• [EXERCISE DATA]

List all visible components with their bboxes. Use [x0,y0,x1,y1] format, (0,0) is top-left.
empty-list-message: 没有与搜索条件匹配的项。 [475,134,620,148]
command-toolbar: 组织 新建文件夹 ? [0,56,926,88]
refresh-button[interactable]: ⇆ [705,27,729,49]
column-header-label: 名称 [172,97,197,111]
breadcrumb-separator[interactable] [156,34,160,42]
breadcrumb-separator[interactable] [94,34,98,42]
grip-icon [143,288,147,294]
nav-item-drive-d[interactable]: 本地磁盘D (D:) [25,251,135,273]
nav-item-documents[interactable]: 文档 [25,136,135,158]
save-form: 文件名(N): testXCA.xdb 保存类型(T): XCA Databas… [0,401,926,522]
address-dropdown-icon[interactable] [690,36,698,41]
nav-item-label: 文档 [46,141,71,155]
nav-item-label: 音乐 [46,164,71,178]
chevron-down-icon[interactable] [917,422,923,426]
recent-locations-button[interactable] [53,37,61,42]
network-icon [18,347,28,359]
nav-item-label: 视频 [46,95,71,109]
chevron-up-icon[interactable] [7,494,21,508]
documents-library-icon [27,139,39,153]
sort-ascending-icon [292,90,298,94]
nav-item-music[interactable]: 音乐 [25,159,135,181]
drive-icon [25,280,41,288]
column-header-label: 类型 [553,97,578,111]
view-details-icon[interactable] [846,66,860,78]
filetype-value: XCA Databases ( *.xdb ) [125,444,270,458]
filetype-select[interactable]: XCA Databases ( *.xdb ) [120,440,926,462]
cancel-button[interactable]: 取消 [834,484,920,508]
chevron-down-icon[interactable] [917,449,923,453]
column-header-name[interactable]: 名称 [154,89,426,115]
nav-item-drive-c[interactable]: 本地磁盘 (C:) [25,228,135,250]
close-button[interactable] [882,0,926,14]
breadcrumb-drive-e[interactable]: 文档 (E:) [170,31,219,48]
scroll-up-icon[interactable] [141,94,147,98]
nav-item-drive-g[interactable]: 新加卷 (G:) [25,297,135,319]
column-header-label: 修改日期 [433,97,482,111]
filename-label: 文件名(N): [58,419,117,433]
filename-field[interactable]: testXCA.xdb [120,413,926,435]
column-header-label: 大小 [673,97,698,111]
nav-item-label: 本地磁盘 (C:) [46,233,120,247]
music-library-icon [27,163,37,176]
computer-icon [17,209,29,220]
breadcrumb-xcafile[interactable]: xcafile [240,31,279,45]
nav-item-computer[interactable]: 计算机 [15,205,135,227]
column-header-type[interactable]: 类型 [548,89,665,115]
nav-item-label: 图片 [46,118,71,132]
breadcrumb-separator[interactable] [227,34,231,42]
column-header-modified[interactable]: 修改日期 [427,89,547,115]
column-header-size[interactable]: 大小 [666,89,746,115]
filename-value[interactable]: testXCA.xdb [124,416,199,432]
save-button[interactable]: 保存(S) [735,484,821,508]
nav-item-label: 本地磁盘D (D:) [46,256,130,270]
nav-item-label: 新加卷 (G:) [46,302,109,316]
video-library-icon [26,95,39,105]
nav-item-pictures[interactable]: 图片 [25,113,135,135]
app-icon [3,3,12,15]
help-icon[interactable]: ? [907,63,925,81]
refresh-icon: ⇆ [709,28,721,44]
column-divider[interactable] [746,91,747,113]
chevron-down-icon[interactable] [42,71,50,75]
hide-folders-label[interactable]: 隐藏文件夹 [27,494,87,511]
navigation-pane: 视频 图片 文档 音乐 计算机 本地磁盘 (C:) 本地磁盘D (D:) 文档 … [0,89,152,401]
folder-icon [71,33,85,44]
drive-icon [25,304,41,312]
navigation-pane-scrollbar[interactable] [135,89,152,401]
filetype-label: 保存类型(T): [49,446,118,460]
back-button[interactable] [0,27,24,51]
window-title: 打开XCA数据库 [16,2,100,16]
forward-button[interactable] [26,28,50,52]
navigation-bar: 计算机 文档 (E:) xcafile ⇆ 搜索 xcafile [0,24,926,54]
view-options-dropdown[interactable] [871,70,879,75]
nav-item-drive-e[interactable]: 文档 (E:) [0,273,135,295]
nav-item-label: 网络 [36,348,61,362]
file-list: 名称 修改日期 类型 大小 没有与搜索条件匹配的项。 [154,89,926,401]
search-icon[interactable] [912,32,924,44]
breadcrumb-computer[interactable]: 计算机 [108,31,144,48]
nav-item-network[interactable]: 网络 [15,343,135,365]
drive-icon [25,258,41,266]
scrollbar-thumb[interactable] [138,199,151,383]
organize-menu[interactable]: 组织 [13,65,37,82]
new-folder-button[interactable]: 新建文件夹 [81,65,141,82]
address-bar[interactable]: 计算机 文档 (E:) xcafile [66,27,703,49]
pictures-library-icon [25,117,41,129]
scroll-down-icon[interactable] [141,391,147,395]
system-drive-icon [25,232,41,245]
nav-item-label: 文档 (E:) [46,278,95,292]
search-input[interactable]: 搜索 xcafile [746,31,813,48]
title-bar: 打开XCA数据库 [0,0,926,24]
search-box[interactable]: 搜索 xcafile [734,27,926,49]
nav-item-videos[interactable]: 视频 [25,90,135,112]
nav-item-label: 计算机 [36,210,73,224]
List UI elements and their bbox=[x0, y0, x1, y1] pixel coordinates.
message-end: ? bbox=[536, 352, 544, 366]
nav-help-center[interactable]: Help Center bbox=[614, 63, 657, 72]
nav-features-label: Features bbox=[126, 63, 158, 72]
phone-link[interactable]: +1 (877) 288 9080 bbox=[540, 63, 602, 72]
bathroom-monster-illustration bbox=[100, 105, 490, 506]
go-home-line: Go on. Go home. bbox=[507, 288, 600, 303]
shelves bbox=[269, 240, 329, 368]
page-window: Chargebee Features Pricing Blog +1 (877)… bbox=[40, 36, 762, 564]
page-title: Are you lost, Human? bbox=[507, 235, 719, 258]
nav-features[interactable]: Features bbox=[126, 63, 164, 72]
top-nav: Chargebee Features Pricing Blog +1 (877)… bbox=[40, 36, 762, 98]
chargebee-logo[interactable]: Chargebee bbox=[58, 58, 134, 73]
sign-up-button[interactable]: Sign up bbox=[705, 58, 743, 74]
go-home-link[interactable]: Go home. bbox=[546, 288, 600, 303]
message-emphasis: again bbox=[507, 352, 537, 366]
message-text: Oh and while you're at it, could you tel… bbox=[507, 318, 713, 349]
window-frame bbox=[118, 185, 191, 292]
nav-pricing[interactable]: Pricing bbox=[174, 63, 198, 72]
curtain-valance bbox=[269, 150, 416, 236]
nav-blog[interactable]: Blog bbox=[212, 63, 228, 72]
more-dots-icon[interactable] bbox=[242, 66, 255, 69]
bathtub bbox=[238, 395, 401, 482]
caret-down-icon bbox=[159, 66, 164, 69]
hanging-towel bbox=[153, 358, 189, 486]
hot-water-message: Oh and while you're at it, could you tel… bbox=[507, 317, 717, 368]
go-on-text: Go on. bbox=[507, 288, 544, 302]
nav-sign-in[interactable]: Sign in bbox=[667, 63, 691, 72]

• [SHORT EXERCISE] Copy the material word for word, starting at its first line and ending with the line that contains "column-header-label: 名称 [172,97,197,111]".

• [TASK ANSWER]
List all visible components with their bboxes. Use [x0,y0,x1,y1] format, (0,0) is top-left.
empty-list-message: 没有与搜索条件匹配的项。 [475,134,620,148]
command-toolbar: 组织 新建文件夹 ? [0,56,926,88]
refresh-button[interactable]: ⇆ [705,27,729,49]
column-header-label: 名称 [172,97,197,111]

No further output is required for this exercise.